Exercise description> Return nothing but the lines from the line with "What data populates" through the last line of the entries that follow, copied exactly and free of pictures.

Provided data>
>> begin

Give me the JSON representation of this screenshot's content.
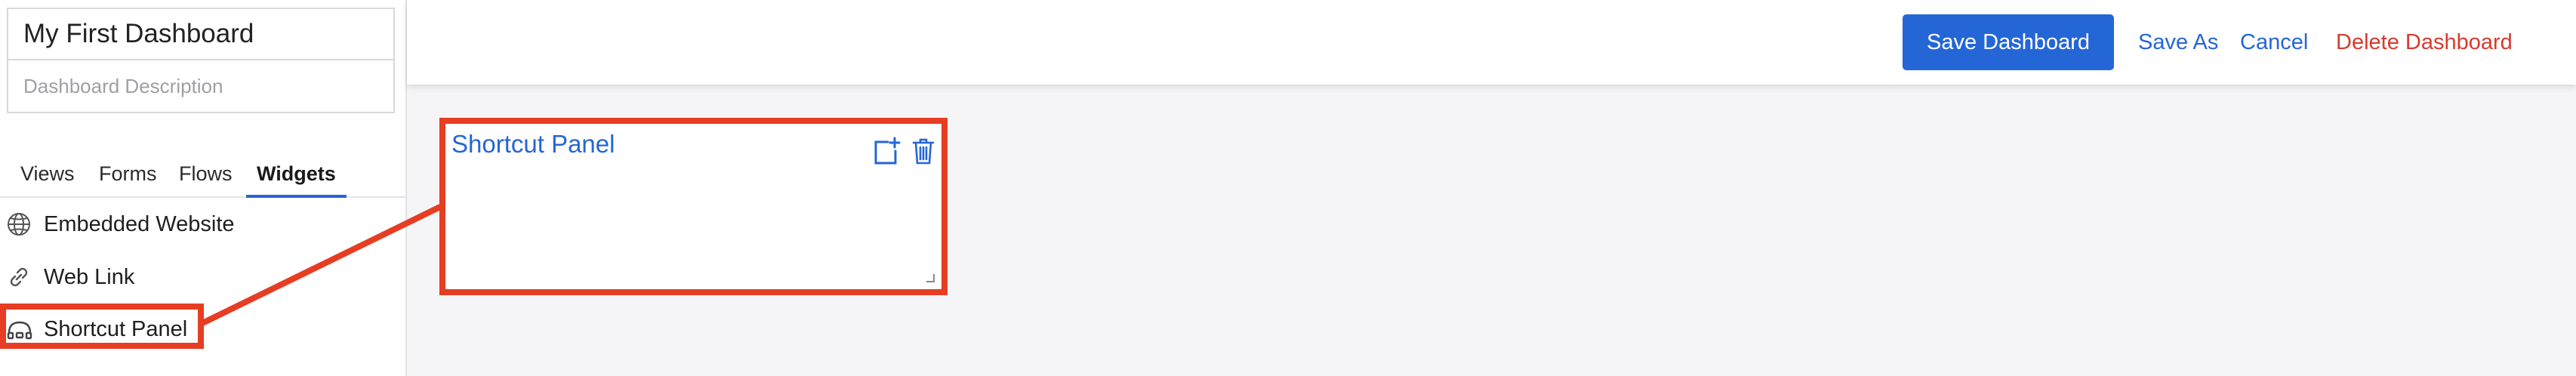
{
  "sidebar": {
    "title_value": "My First Dashboard",
    "description_placeholder": "Dashboard Description",
    "tabs": [
      {
        "label": "Views"
      },
      {
        "label": "Forms"
      },
      {
        "label": "Flows"
      },
      {
        "label": "Widgets",
        "active": true
      }
    ],
    "widgets": [
      {
        "label": "Embedded Website",
        "icon": "globe-icon"
      },
      {
        "label": "Web Link",
        "icon": "link-icon"
      },
      {
        "label": "Shortcut Panel",
        "icon": "shortcut-panel-icon"
      }
    ]
  },
  "header": {
    "save_label": "Save Dashboard",
    "save_as_label": "Save As",
    "cancel_label": "Cancel",
    "delete_label": "Delete Dashboard"
  },
  "panel": {
    "title": "Shortcut Panel",
    "add_icon": "add-shortcut-icon",
    "delete_icon": "trash-icon"
  },
  "colors": {
    "accent": "#2566d6",
    "danger": "#d83a2e",
    "annotation": "#e63d23"
  }
}
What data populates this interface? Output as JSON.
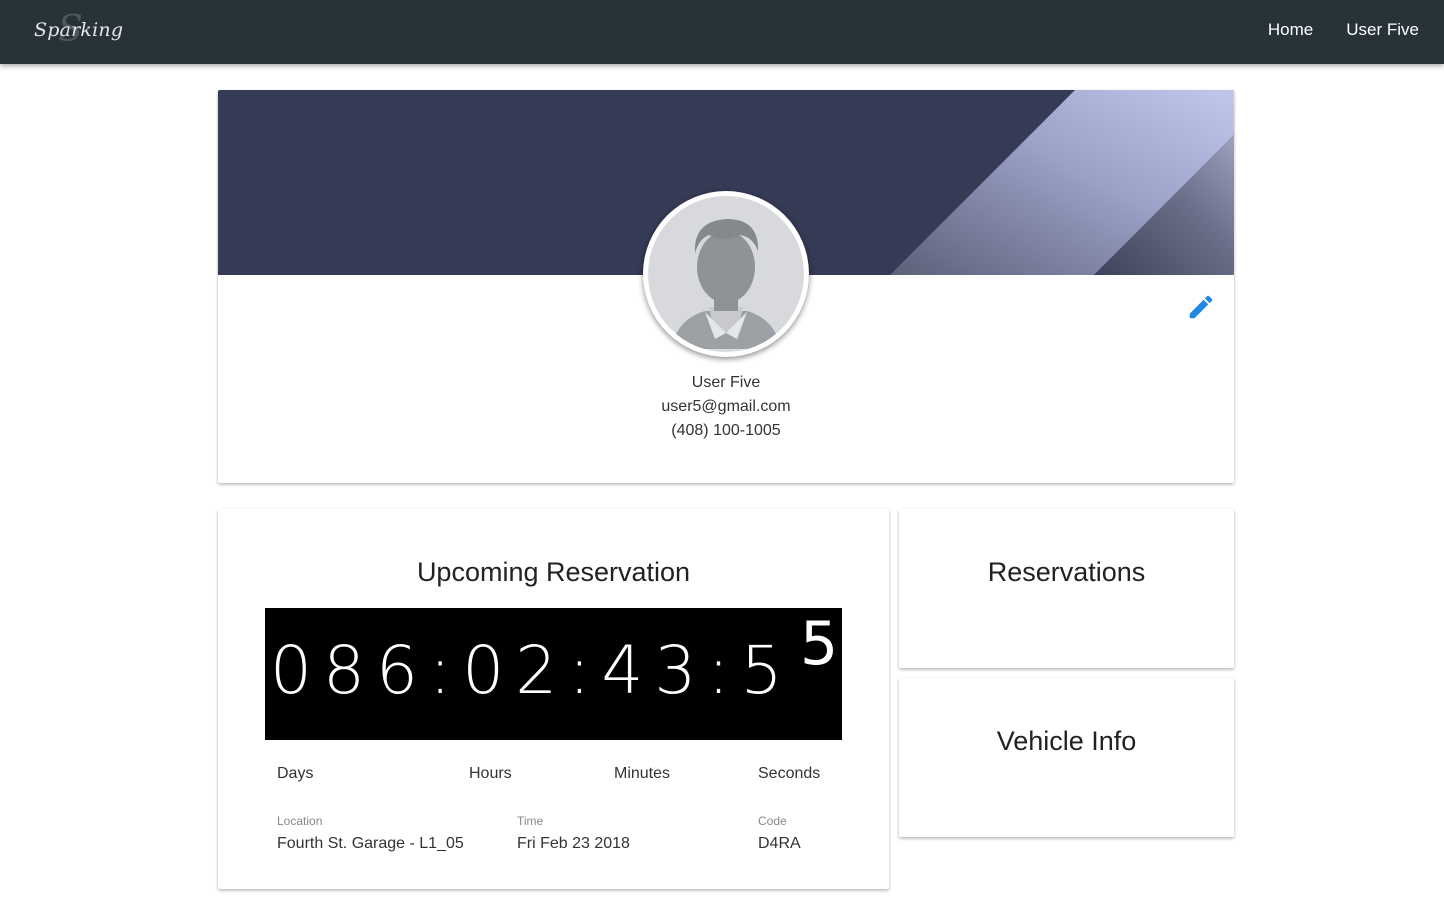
{
  "navbar": {
    "brand": "Sparking",
    "brand_mark": "S",
    "links": [
      "Home",
      "User Five"
    ]
  },
  "profile": {
    "name": "User Five",
    "email": "user5@gmail.com",
    "phone": "(408) 100-1005",
    "avatar_icon": "default-user-silhouette-icon",
    "edit_icon": "pencil-icon",
    "accent_color": "#1e88e5",
    "banner_color": "#353a55"
  },
  "upcoming": {
    "title": "Upcoming Reservation",
    "countdown": "086:02:43:5",
    "countdown_last_digit": "5",
    "units": [
      "Days",
      "Hours",
      "Minutes",
      "Seconds"
    ],
    "details": {
      "location_label": "Location",
      "location": "Fourth St. Garage - L1_05",
      "time_label": "Time",
      "time": "Fri Feb 23 2018",
      "code_label": "Code",
      "code": "D4RA"
    }
  },
  "reservations": {
    "title": "Reservations"
  },
  "vehicle": {
    "title": "Vehicle Info"
  }
}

>> end

Exercise solution>
What data populates this interface? Output as JSON.
{
  "navbar": {
    "brand": "Sparking",
    "brand_mark": "S",
    "links": [
      "Home",
      "User Five"
    ]
  },
  "profile": {
    "name": "User Five",
    "email": "user5@gmail.com",
    "phone": "(408) 100-1005",
    "avatar_icon": "default-user-silhouette-icon",
    "edit_icon": "pencil-icon",
    "accent_color": "#1e88e5",
    "banner_color": "#353a55"
  },
  "upcoming": {
    "title": "Upcoming Reservation",
    "countdown": "086:02:43:5",
    "countdown_last_digit": "5",
    "units": [
      "Days",
      "Hours",
      "Minutes",
      "Seconds"
    ],
    "details": {
      "location_label": "Location",
      "location": "Fourth St. Garage - L1_05",
      "time_label": "Time",
      "time": "Fri Feb 23 2018",
      "code_label": "Code",
      "code": "D4RA"
    }
  },
  "reservations": {
    "title": "Reservations"
  },
  "vehicle": {
    "title": "Vehicle Info"
  }
}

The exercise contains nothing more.